__What to produce__: Continue the passage below about the parent-child relationship, picking up after its final sentence.

__Text under study__:
If the relationship of parent to child were a more superficial one — as well might be the case under any statute that would involuntarily relieve a couple of the care of their young in favor of others under *197a subjective showing of “special circumstances” — such profound feelings as I have described could be diluted to mere concern, and for some the concern could become indifference. Relieved of intensity and stripped of privacy, the relationship between parents and their children could be less binding, not more, creating another wedge between parent and child and another excuse for parents to shirk their responsibilities. Furthermore, when the parent-child relationship is curtailed, even to accomplish a goal as laudable and seemingly benevolent as ensuring a child’s connection with the parents of his mother or his father, over time some parents could come to feel less committed to their young in a time where more commitment is needed, and less inclined to ensure that their children got the essentials: authority, responsibility, attention and love.

__Record extracts__:
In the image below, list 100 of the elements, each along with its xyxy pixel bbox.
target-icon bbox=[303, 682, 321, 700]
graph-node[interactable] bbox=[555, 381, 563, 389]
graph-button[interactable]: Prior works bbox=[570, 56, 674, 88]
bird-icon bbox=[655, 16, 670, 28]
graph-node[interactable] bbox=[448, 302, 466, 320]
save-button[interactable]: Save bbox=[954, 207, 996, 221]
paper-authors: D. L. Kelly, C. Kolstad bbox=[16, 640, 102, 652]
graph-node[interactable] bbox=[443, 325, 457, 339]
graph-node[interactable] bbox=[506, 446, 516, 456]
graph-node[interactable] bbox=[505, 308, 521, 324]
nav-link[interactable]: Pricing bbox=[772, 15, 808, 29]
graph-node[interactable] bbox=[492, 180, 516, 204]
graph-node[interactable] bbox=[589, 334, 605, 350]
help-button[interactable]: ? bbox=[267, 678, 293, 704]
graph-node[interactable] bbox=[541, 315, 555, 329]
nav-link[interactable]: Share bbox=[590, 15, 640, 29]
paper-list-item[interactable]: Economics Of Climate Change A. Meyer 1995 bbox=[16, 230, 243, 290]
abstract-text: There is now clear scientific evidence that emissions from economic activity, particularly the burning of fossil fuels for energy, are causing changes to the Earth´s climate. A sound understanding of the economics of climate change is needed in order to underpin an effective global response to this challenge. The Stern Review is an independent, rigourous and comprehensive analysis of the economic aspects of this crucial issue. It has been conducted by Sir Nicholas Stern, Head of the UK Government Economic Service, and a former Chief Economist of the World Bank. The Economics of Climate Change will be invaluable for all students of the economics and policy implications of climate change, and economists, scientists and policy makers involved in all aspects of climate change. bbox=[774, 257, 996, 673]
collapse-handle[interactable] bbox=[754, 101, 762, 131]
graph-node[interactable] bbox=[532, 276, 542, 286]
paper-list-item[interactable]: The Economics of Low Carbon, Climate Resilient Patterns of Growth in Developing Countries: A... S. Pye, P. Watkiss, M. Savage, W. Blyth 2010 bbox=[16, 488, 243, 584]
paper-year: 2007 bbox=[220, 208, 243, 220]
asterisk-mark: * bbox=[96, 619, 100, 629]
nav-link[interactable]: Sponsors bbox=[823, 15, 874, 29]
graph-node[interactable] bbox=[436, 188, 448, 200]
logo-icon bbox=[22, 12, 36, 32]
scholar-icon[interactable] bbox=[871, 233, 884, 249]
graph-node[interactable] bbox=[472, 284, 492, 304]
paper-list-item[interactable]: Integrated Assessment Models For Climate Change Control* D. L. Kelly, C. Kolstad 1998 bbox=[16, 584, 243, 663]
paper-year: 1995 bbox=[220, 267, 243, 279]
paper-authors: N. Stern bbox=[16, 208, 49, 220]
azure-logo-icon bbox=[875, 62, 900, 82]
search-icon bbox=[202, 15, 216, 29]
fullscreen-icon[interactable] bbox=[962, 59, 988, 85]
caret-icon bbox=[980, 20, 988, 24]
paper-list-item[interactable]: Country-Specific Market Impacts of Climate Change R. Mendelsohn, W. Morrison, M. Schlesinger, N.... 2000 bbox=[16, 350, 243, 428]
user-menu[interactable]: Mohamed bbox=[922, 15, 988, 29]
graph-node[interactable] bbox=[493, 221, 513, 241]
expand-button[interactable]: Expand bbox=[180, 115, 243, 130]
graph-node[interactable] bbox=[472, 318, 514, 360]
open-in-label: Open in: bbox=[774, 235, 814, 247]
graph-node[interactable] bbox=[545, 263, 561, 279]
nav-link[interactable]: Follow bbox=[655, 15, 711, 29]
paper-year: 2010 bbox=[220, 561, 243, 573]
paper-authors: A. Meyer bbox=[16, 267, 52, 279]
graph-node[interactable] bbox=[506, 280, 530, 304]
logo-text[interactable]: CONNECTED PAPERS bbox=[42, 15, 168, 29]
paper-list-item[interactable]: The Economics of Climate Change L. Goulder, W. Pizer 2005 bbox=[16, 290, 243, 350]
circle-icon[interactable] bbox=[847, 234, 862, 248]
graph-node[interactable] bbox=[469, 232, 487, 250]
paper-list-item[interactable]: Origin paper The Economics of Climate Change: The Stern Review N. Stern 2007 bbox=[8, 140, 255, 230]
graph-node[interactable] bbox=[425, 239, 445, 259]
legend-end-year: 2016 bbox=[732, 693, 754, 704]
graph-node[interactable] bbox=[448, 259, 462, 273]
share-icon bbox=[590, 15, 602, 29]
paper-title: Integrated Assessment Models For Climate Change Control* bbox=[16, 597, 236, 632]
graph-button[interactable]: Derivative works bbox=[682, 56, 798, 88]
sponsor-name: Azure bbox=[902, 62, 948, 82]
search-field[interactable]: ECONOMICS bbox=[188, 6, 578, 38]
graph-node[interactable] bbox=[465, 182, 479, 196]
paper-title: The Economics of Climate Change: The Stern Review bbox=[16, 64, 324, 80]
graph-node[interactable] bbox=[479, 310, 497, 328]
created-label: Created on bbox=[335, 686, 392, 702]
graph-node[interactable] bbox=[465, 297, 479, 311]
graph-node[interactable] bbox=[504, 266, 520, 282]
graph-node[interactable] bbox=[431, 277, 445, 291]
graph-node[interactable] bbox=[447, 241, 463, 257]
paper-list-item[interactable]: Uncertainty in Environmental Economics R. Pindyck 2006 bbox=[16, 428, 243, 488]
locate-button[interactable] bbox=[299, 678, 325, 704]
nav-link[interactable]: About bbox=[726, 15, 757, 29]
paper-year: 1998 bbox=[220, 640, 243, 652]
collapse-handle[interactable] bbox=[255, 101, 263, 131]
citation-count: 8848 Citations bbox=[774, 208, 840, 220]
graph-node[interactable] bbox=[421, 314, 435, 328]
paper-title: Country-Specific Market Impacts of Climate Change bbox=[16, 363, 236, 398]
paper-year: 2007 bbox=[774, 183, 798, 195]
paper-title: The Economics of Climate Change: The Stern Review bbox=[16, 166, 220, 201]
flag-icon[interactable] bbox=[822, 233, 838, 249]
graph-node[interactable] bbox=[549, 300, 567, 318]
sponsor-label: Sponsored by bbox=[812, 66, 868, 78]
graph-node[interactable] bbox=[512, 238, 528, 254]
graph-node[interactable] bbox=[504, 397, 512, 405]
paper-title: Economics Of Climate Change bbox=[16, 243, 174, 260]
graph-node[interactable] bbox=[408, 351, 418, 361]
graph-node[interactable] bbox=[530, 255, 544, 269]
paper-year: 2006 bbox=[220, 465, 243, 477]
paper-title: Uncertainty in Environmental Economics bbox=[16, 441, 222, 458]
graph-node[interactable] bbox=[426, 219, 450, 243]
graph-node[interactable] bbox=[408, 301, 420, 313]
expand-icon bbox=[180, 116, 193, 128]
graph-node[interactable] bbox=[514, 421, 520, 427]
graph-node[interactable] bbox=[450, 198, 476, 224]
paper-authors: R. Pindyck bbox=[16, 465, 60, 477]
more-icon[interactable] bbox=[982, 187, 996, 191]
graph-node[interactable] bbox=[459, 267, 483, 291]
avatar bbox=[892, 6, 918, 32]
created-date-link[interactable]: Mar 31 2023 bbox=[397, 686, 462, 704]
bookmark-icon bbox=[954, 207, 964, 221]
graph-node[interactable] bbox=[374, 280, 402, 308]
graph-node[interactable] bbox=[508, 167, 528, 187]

__Task result__:
Between parent and child, there is no monster like separateness. It can grow even faster than children, shutting first the heart, then the home, then history. The rights that some grandparents may seek under the liberal rules of the statute invalidated today could separate fit parents from responsibility for and authority over their children, thereby undermining the privacy and primacy of the American family. The statute cannot be allowed to stand.

 See generally Cox, “Marriage and the Family” Readings on the Psychology of Women (Harper & Row, 1972).